Work instructions
Rewrite the items below, changing each "Patent image size" to "Drawing dimensions" and leaving everything else as it is.

Stored dataset items
------

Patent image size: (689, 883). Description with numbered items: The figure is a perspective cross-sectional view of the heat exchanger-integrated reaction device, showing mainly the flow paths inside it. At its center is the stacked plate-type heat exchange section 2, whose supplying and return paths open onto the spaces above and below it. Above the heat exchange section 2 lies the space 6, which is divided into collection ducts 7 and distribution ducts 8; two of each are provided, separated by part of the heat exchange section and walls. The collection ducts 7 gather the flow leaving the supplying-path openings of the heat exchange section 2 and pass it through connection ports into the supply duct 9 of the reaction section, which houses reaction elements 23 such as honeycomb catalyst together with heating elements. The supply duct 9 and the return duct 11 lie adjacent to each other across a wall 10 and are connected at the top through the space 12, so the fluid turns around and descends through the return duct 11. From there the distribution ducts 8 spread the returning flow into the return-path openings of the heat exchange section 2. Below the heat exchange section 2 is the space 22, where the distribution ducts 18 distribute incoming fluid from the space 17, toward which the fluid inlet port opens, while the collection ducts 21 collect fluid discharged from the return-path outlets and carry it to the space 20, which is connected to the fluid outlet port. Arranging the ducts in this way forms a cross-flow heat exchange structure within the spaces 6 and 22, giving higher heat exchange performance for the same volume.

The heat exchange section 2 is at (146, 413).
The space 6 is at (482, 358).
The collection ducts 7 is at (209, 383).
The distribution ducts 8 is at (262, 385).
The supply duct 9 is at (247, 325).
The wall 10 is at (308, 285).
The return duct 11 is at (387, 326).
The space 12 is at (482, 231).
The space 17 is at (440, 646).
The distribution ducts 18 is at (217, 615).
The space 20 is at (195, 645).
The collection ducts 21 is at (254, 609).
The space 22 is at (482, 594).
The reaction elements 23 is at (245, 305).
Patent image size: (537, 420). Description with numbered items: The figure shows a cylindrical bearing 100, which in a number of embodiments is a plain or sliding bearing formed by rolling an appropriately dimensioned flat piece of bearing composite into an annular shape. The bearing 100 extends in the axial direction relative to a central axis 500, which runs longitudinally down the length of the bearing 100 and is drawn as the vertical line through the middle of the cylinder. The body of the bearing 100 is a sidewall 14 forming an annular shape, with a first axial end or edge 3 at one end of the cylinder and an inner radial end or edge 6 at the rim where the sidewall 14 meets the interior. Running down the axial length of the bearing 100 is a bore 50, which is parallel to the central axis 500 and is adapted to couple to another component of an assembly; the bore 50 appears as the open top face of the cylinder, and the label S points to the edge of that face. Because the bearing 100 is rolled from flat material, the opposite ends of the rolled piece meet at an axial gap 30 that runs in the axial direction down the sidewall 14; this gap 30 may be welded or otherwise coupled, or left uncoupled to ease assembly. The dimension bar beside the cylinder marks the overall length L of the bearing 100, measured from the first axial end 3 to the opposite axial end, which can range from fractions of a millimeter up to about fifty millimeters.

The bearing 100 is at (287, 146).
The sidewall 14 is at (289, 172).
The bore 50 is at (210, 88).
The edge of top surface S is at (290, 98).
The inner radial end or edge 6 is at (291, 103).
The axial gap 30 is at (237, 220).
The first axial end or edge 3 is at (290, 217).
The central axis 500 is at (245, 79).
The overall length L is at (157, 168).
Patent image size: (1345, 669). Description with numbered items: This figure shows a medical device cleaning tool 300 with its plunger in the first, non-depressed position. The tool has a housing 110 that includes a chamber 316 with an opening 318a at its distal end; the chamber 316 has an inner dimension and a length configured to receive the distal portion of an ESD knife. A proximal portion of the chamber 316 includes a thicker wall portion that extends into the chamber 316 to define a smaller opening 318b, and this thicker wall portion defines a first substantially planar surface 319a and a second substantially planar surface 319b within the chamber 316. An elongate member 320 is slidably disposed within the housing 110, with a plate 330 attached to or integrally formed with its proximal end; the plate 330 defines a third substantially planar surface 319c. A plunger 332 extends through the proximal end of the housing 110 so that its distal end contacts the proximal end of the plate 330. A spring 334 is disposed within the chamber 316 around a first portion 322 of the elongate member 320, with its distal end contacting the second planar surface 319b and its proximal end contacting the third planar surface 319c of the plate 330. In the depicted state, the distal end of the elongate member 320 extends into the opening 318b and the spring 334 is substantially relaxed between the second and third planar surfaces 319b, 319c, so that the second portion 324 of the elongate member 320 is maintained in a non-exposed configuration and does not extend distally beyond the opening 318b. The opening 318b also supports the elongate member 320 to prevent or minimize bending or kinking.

------

Complete answer
Drawing dimensions: (689, 883). Description with numbered items: The figure is a perspective cross-sectional view of the heat exchanger-integrated reaction device, showing mainly the flow paths inside it. At its center is the stacked plate-type heat exchange section 2, whose supplying and return paths open onto the spaces above and below it. Above the heat exchange section 2 lies the space 6, which is divided into collection ducts 7 and distribution ducts 8; two of each are provided, separated by part of the heat exchange section and walls. The collection ducts 7 gather the flow leaving the supplying-path openings of the heat exchange section 2 and pass it through connection ports into the supply duct 9 of the reaction section, which houses reaction elements 23 such as honeycomb catalyst together with heating elements. The supply duct 9 and the return duct 11 lie adjacent to each other across a wall 10 and are connected at the top through the space 12, so the fluid turns around and descends through the return duct 11. From there the distribution ducts 8 spread the returning flow into the return-path openings of the heat exchange section 2. Below the heat exchange section 2 is the space 22, where the distribution ducts 18 distribute incoming fluid from the space 17, toward which the fluid inlet port opens, while the collection ducts 21 collect fluid discharged from the return-path outlets and carry it to the space 20, which is connected to the fluid outlet port. Arranging the ducts in this way forms a cross-flow heat exchange structure within the spaces 6 and 22, giving higher heat exchange performance for the same volume.

The heat exchange section 2 is at (146, 413).
The space 6 is at (482, 358).
The collection ducts 7 is at (209, 383).
The distribution ducts 8 is at (262, 385).
The supply duct 9 is at (247, 325).
The wall 10 is at (308, 285).
The return duct 11 is at (387, 326).
The space 12 is at (482, 231).
The space 17 is at (440, 646).
The distribution ducts 18 is at (217, 615).
The space 20 is at (195, 645).
The collection ducts 21 is at (254, 609).
The space 22 is at (482, 594).
The reaction elements 23 is at (245, 305).
Drawing dimensions: (537, 420). Description with numbered items: The figure shows a cylindrical bearing 100, which in a number of embodiments is a plain or sliding bearing formed by rolling an appropriately dimensioned flat piece of bearing composite into an annular shape. The bearing 100 extends in the axial direction relative to a central axis 500, which runs longitudinally down the length of the bearing 100 and is drawn as the vertical line through the middle of the cylinder. The body of the bearing 100 is a sidewall 14 forming an annular shape, with a first axial end or edge 3 at one end of the cylinder and an inner radial end or edge 6 at the rim where the sidewall 14 meets the interior. Running down the axial length of the bearing 100 is a bore 50, which is parallel to the central axis 500 and is adapted to couple to another component of an assembly; the bore 50 appears as the open top face of the cylinder, and the label S points to the edge of that face. Because the bearing 100 is rolled from flat material, the opposite ends of the rolled piece meet at an axial gap 30 that runs in the axial direction down the sidewall 14; this gap 30 may be welded or otherwise coupled, or left uncoupled to ease assembly. The dimension bar beside the cylinder marks the overall length L of the bearing 100, measured from the first axial end 3 to the opposite axial end, which can range from fractions of a millimeter up to about fifty millimeters.

The bearing 100 is at (287, 146).
The sidewall 14 is at (289, 172).
The bore 50 is at (210, 88).
The edge of top surface S is at (290, 98).
The inner radial end or edge 6 is at (291, 103).
The axial gap 30 is at (237, 220).
The first axial end or edge 3 is at (290, 217).
The central axis 500 is at (245, 79).
The overall length L is at (157, 168).
Drawing dimensions: (1345, 669). Description with numbered items: This figure shows a medical device cleaning tool 300 with its plunger in the first, non-depressed position. The tool has a housing 110 that includes a chamber 316 with an opening 318a at its distal end; the chamber 316 has an inner dimension and a length configured to receive the distal portion of an ESD knife. A proximal portion of the chamber 316 includes a thicker wall portion that extends into the chamber 316 to define a smaller opening 318b, and this thicker wall portion defines a first substantially planar surface 319a and a second substantially planar surface 319b within the chamber 316. An elongate member 320 is slidably disposed within the housing 110, with a plate 330 attached to or integrally formed with its proximal end; the plate 330 defines a third substantially planar surface 319c. A plunger 332 extends through the proximal end of the housing 110 so that its distal end contacts the proximal end of the plate 330. A spring 334 is disposed within the chamber 316 around a first portion 322 of the elongate member 320, with its distal end contacting the second planar surface 319b and its proximal end contacting the third planar surface 319c of the plate 330. In the depicted state, the distal end of the elongate member 320 extends into the opening 318b and the spring 334 is substantially relaxed between the second and third planar surfaces 319b, 319c, so that the second portion 324 of the elongate member 320 is maintained in a non-exposed configuration and does not extend distally beyond the opening 318b. The opening 318b also supports the elongate member 320 to prevent or minimize bending or kinking.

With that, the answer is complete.